*TASK DESCRIPTION:* Whenever a line below holds the word "เพราะถ", copy that line.

*DATA SHOWN:*
──────────────────────────────

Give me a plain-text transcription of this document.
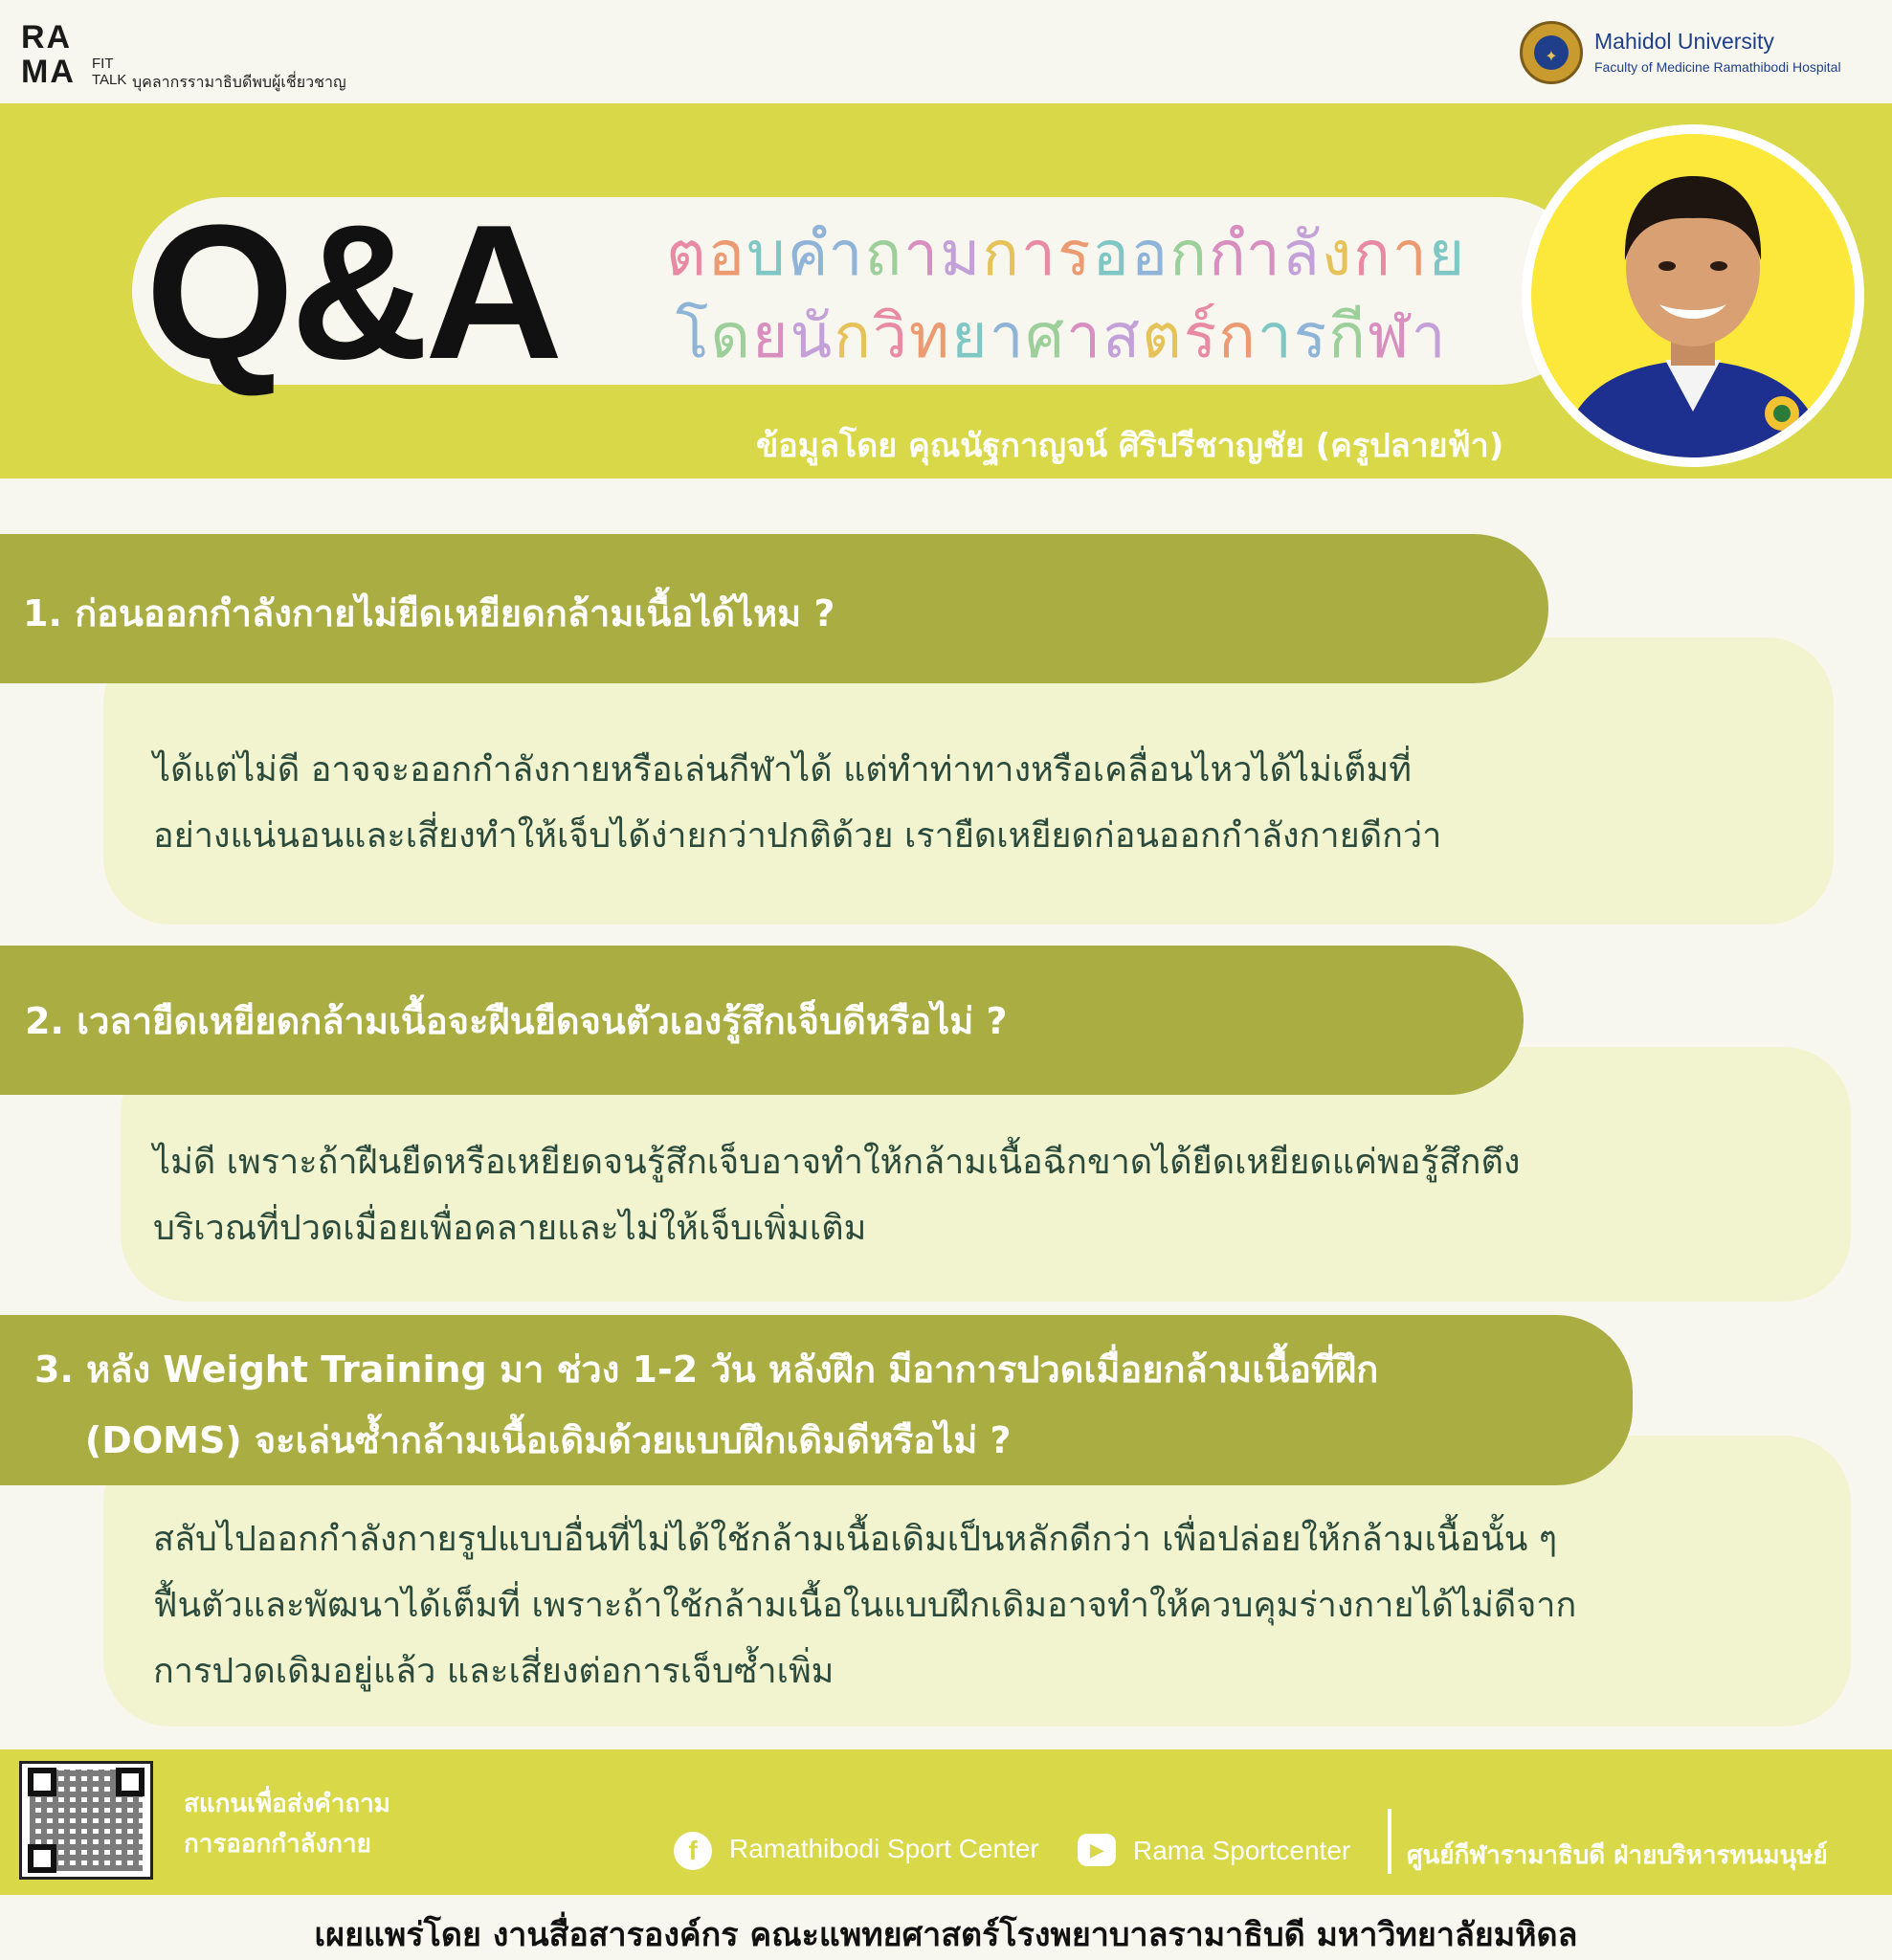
RA
MA FIT
TALK บุคลากรรามาธิบดีพบผู้เชี่ยวชาญ
✦
Mahidol University
Faculty of Medicine Ramathibodi Hospital
Q&A ตอบคำถามการออกกำลังกาย
โดยนักวิทยาศาสตร์การกีฬา
ข้อมูลโดย คุณนัฐกาญจน์ ศิริปรีชาญชัย (ครูปลายฟ้า)
1. ก่อนออกกำลังกายไม่ยืดเหยียดกล้ามเนื้อได้ไหม ?
ได้แต่ไม่ดี อาจจะออกกำลังกายหรือเล่นกีฬาได้ แต่ทำท่าทางหรือเคลื่อนไหวได้ไม่เต็มที่
อย่างแน่นอนและเสี่ยงทำให้เจ็บได้ง่ายกว่าปกติด้วย เรายืดเหยียดก่อนออกกำลังกายดีกว่า
2. เวลายืดเหยียดกล้ามเนื้อจะฝืนยืดจนตัวเองรู้สึกเจ็บดีหรือไม่ ?
ไม่ดี เพราะถ้าฝืนยืดหรือเหยียดจนรู้สึกเจ็บอาจทำให้กล้ามเนื้อฉีกขาดได้ยืดเหยียดแค่พอรู้สึกตึง
บริเวณที่ปวดเมื่อยเพื่อคลายและไม่ให้เจ็บเพิ่มเติม
3. หลัง Weight Training มา ช่วง 1-2 วัน หลังฝึก มีอาการปวดเมื่อยกล้ามเนื้อที่ฝึก
(DOMS) จะเล่นซ้ำกล้ามเนื้อเดิมด้วยแบบฝึกเดิมดีหรือไม่ ?
สลับไปออกกำลังกายรูปแบบอื่นที่ไม่ได้ใช้กล้ามเนื้อเดิมเป็นหลักดีกว่า เพื่อปล่อยให้กล้ามเนื้อนั้น ๆ
ฟื้นตัวและพัฒนาได้เต็มที่ เพราะถ้าใช้กล้ามเนื้อในแบบฝึกเดิมอาจทำให้ควบคุมร่างกายได้ไม่ดีจาก
การปวดเดิมอยู่แล้ว และเสี่ยงต่อการเจ็บซ้ำเพิ่ม
สแกนเพื่อส่งคำถาม
การออกกำลังกาย	f	Ramathibodi Sport Center	▶	Rama Sportcenter ศูนย์กีฬารามาธิบดี ฝ่ายบริหารทนมนุษย์
เผยแพร่โดย งานสื่อสารองค์กร คณะแพทยศาสตร์โรงพยาบาลรามาธิบดี มหาวิทยาลัยมหิดล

──────────────────────────────

*EXERCISE ANSWER:*
ไม่ดี เพราะถ้าฝืนยืดหรือเหยียดจนรู้สึกเจ็บอาจทำให้กล้ามเนื้อฉีกขาดได้ยืดเหยียดแค่พอรู้สึกตึง
ฟื้นตัวและพัฒนาได้เต็มที่ เพราะถ้าใช้กล้ามเนื้อในแบบฝึกเดิมอาจทำให้ควบคุมร่างกายได้ไม่ดีจาก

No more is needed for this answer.